(MATERIAL PROVIDED)

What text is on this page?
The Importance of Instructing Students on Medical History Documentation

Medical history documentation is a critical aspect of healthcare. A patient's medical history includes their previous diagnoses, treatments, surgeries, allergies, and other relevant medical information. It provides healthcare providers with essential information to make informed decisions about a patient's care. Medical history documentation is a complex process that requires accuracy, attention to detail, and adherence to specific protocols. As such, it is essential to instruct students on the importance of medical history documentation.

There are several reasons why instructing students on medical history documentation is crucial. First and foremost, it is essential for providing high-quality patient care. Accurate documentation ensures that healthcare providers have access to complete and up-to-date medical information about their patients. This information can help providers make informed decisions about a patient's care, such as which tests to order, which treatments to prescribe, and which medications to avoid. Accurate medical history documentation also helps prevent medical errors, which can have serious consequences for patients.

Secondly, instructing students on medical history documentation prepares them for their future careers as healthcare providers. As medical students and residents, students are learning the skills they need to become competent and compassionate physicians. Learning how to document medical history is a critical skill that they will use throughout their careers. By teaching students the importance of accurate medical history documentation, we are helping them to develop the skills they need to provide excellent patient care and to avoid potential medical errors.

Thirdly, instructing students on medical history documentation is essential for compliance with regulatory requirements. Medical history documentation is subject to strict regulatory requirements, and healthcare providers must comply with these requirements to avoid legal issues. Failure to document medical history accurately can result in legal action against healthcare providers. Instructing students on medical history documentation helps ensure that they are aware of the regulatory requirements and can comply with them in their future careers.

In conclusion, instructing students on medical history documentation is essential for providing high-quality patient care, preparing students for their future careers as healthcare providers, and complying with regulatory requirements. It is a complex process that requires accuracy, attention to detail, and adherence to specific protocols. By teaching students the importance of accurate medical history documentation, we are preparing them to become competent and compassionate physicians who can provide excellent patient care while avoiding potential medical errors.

(End MATERIAL PROVIDED)

Word for word, print every line above.

## WRITTEN RESPONSE:
What text is on this page?
The Importance of Instructing Students on Medical History Documentation

Medical history documentation is a critical aspect of healthcare. A patient's medical history includes their previous diagnoses, treatments, surgeries, allergies, and other relevant medical information. It provides healthcare providers with essential information to make informed decisions about a patient's care. Medical history documentation is a complex process that requires accuracy, attention to detail, and adherence to specific protocols. As such, it is essential to instruct students on the importance of medical history documentation.

There are several reasons why instructing students on medical history documentation is crucial. First and foremost, it is essential for providing high-quality patient care. Accurate documentation ensures that healthcare providers have access to complete and up-to-date medical information about their patients. This information can help providers make informed decisions about a patient's care, such as which tests to order, which treatments to prescribe, and which medications to avoid. Accurate medical history documentation also helps prevent medical errors, which can have serious consequences for patients.

Secondly, instructing students on medical history documentation prepares them for their future careers as healthcare providers. As medical students and residents, students are learning the skills they need to become competent and compassionate physicians. Learning how to document medical history is a critical skill that they will use throughout their careers. By teaching students the importance of accurate medical history documentation, we are helping them to develop the skills they need to provide excellent patient care and to avoid potential medical errors.

Thirdly, instructing students on medical history documentation is essential for compliance with regulatory requirements. Medical history documentation is subject to strict regulatory requirements, and healthcare providers must comply with these requirements to avoid legal issues. Failure to document medical history accurately can result in legal action against healthcare providers. Instructing students on medical history documentation helps ensure that they are aware of the regulatory requirements and can comply with them in their future careers.

In conclusion, instructing students on medical history documentation is essential for providing high-quality patient care, preparing students for their future careers as healthcare providers, and complying with regulatory requirements. It is a complex process that requires accuracy, attention to detail, and adherence to specific protocols. By teaching students the importance of accurate medical history documentation, we are preparing them to become competent and compassionate physicians who can provide excellent patient care while avoiding potential medical errors.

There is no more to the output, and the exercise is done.